WHAT IS NEEDED
Give the number of lines in the records below that include "вмешательств", and nothing more.

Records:
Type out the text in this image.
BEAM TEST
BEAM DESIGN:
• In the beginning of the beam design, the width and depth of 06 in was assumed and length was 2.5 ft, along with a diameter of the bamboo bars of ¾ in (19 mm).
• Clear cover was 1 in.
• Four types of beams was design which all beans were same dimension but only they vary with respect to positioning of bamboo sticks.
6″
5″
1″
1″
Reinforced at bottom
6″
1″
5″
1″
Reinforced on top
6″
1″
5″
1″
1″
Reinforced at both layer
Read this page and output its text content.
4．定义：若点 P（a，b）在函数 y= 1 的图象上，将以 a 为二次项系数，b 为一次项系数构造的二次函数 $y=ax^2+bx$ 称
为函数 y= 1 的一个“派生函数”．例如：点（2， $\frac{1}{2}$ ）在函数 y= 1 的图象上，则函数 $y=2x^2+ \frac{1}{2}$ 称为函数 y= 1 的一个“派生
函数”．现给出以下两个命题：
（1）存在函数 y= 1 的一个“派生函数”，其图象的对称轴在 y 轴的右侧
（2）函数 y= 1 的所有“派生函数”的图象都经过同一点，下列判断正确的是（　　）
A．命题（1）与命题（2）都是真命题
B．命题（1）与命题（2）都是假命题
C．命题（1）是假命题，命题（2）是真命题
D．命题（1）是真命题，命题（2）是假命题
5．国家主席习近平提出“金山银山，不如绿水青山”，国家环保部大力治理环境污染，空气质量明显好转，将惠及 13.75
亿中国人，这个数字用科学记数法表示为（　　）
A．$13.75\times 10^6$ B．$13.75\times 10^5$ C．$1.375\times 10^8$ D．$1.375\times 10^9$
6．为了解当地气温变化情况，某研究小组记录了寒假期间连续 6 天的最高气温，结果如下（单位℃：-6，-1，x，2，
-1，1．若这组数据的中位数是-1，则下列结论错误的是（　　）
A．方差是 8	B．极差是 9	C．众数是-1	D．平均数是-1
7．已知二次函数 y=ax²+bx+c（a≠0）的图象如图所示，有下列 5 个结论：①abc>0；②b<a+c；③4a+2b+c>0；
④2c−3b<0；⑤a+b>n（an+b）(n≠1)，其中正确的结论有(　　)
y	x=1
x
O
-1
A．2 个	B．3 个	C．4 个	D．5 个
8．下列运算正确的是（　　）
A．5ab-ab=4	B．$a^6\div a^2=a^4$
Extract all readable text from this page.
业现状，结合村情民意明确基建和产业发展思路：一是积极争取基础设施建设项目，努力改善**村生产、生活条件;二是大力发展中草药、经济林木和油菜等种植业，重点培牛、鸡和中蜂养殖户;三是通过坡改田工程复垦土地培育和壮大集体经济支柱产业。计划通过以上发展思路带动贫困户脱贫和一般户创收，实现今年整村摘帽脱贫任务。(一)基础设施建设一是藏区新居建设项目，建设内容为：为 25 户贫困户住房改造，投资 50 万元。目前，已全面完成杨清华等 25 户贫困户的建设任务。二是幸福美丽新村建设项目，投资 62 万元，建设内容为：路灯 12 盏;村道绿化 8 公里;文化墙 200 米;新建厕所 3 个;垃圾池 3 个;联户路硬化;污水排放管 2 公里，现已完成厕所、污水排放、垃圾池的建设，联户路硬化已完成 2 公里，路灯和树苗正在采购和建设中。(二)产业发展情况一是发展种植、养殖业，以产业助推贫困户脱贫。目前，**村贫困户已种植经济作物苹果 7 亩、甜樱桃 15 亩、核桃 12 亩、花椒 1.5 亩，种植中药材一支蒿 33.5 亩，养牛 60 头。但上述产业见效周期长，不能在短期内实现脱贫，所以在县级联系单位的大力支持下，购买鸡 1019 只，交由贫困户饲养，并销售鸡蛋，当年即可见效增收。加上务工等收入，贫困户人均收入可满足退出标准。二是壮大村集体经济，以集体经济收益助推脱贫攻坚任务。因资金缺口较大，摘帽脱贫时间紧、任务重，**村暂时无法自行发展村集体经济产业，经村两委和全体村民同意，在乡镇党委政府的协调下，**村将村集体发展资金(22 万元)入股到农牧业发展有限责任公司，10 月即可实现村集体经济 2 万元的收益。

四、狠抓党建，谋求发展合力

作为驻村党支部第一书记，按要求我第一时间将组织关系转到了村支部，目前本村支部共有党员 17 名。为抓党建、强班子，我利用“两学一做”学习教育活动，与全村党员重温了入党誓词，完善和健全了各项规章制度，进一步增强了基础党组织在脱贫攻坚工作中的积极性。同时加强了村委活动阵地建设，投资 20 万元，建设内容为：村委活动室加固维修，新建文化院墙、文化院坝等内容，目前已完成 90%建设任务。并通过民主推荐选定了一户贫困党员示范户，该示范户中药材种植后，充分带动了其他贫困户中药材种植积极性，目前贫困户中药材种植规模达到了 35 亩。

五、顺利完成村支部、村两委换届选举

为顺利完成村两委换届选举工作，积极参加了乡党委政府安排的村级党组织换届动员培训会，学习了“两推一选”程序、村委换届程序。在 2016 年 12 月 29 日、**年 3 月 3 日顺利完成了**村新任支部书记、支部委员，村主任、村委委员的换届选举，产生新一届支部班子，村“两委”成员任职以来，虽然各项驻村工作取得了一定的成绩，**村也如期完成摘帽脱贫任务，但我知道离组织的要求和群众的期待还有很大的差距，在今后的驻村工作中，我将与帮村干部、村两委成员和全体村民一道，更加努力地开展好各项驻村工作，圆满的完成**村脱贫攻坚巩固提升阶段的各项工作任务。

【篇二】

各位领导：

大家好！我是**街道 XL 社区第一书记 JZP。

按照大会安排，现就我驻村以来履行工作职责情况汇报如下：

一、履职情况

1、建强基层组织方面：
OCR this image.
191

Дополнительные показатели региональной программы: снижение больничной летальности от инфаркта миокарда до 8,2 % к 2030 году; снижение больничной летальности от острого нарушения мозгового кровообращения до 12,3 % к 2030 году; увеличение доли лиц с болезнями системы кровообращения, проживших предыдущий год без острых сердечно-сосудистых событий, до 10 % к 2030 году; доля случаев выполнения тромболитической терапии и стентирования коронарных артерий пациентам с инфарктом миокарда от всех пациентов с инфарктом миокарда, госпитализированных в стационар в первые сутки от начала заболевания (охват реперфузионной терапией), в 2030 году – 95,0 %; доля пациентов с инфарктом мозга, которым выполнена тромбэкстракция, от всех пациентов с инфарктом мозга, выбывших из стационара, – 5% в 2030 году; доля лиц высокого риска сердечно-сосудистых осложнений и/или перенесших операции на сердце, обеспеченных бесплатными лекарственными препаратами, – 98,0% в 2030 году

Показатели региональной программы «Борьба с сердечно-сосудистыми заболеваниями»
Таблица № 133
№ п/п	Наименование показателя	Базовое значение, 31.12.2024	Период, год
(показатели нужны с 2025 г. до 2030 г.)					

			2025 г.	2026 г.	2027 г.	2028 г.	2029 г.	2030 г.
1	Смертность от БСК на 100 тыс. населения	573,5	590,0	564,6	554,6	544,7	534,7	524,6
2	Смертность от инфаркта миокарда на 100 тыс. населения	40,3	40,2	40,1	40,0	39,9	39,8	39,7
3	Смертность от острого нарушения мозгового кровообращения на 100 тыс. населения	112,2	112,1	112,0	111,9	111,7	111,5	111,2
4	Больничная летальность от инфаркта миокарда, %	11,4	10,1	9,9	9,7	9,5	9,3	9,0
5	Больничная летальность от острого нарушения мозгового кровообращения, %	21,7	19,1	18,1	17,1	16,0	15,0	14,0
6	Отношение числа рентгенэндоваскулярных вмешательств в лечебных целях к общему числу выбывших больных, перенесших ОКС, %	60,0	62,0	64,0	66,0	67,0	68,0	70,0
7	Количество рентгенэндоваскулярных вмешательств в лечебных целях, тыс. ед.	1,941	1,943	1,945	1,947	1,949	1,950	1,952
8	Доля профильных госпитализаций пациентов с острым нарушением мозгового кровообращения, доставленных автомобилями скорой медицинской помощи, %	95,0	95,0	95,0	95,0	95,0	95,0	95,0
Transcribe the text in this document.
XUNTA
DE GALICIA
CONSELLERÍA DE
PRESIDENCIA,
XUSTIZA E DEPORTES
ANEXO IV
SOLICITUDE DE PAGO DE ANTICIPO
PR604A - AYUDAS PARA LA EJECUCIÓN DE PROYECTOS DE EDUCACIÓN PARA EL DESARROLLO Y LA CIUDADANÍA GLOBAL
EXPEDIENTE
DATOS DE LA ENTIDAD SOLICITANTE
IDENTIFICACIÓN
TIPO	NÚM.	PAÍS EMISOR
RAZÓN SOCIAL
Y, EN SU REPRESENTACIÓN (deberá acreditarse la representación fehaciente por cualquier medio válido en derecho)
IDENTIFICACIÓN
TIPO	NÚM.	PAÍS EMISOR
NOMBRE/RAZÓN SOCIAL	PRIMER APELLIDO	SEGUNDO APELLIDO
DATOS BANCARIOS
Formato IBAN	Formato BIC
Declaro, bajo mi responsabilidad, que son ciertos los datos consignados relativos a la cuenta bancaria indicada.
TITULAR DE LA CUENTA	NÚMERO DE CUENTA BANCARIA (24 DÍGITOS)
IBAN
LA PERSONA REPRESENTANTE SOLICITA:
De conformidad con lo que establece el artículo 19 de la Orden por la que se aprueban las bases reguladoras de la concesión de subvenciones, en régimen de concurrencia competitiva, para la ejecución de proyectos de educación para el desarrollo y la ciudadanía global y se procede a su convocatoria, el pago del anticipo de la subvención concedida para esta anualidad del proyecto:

REPLY
2